▶ [STATED TASK]
Show every line containing "PARTS" by copying it.

--- start ---

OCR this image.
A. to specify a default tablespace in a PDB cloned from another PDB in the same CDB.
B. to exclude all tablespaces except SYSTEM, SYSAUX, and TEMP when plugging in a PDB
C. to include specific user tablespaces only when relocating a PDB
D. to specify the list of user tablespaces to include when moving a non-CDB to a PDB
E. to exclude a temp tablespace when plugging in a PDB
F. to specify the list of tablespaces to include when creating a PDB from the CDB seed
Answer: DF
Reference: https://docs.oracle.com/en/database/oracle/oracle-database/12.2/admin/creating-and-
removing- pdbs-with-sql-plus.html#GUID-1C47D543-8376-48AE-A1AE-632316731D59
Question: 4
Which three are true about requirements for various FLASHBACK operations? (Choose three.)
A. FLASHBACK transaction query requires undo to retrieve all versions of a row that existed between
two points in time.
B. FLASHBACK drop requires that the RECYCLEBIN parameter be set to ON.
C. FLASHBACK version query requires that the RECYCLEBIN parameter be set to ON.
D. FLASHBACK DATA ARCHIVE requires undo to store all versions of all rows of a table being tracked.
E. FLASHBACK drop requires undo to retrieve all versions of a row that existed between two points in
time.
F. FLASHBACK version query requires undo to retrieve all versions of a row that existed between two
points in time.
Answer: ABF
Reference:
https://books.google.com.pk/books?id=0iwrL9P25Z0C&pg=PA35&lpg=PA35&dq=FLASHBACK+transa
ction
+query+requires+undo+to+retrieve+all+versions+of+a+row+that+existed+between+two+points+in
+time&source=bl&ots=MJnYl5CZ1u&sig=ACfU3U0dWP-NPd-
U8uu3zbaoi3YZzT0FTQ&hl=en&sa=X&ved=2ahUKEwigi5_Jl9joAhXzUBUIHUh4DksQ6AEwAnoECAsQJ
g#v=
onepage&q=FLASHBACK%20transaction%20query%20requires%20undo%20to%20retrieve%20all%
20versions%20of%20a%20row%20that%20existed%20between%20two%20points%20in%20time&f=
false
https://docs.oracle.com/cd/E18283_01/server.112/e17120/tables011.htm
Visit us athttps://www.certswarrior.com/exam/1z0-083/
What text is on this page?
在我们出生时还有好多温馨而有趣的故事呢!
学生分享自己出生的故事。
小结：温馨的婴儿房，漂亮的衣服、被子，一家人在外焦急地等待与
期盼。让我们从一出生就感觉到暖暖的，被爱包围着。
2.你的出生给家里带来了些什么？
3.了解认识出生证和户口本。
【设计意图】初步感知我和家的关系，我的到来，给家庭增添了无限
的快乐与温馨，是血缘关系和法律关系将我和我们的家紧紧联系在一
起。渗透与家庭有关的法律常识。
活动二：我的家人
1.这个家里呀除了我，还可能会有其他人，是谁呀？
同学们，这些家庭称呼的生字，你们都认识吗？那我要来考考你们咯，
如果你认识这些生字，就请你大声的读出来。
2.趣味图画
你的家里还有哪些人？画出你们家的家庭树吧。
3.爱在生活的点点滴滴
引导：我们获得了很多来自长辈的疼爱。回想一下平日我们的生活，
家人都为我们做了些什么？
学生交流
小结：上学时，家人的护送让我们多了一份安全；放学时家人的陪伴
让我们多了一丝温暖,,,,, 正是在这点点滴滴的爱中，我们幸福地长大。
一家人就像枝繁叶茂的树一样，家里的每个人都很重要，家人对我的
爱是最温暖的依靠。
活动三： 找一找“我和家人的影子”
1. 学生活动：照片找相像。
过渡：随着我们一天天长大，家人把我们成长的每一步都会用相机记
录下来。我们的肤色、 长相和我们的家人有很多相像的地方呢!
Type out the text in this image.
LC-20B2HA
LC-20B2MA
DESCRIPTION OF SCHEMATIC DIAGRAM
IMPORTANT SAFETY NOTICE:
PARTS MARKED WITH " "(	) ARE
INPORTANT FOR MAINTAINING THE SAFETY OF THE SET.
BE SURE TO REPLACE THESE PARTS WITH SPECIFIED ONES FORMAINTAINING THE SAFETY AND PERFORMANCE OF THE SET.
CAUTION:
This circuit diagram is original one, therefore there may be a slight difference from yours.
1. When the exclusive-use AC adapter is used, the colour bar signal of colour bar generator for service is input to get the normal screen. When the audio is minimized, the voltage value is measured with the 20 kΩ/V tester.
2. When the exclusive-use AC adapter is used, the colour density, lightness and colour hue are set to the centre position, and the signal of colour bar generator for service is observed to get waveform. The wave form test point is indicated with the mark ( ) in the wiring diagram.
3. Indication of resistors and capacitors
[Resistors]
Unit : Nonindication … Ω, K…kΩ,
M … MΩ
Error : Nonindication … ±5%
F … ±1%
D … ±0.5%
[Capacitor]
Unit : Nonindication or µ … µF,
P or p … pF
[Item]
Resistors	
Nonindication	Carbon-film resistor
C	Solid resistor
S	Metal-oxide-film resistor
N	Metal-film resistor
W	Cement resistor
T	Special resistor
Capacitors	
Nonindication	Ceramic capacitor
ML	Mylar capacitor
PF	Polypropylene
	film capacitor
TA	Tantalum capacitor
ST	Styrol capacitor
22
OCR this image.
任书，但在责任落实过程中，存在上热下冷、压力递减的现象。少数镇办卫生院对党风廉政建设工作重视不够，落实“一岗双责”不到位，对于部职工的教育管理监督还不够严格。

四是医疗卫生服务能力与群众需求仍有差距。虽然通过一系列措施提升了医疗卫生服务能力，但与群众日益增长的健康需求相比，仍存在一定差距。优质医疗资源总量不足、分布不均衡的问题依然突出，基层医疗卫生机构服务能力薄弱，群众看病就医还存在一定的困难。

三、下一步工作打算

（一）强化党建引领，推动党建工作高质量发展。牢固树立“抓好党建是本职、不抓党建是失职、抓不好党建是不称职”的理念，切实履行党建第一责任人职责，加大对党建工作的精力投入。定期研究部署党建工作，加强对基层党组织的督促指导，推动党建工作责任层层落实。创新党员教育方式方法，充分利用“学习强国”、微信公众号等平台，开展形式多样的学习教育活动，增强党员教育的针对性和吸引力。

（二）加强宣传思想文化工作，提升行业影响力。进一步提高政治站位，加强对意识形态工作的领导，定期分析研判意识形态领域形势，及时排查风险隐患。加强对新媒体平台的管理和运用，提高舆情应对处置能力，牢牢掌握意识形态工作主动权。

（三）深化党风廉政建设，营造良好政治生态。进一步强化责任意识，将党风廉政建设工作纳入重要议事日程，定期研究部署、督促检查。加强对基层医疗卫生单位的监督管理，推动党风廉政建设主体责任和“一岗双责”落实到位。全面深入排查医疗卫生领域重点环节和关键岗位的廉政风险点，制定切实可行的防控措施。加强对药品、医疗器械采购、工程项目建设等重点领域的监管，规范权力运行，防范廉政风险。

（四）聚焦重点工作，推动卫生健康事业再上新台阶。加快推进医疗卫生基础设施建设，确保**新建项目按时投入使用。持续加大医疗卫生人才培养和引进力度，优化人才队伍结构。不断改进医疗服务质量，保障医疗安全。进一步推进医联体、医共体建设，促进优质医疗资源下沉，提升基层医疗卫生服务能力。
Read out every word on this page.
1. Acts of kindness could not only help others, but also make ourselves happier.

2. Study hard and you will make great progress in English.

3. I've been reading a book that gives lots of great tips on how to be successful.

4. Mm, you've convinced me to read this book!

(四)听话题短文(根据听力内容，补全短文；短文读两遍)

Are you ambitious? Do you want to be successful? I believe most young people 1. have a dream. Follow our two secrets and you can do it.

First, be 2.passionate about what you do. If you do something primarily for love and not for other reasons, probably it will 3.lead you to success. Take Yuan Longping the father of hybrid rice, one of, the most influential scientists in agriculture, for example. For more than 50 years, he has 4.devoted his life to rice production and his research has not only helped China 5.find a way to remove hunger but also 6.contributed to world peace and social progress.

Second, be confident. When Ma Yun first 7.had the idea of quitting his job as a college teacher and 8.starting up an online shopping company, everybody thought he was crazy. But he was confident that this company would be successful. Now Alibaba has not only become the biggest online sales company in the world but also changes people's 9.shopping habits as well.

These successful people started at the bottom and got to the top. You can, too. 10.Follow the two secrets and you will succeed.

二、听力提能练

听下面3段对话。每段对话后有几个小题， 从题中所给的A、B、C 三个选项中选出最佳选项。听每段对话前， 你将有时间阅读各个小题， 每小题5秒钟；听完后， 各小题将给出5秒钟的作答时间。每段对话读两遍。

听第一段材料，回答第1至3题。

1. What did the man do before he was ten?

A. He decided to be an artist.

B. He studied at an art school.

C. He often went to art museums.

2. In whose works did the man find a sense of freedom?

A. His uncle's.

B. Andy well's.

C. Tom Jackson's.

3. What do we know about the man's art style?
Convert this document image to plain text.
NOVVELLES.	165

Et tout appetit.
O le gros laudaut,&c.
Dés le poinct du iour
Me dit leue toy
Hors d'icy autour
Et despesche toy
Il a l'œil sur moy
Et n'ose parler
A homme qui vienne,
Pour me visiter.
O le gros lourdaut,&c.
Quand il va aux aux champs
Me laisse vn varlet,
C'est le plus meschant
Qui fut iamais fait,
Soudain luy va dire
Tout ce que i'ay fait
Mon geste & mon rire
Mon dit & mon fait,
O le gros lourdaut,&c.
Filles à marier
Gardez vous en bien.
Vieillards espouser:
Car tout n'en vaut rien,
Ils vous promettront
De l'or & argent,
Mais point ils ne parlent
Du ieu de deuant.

--- end ---

▶ [RESPONSE FOR THIS EXERCISE]
PARTS MARKED WITH " "(	) ARE
BE SURE TO REPLACE THESE PARTS WITH SPECIFIED ONES FORMAINTAINING THE SAFETY AND PERFORMANCE OF THE SET.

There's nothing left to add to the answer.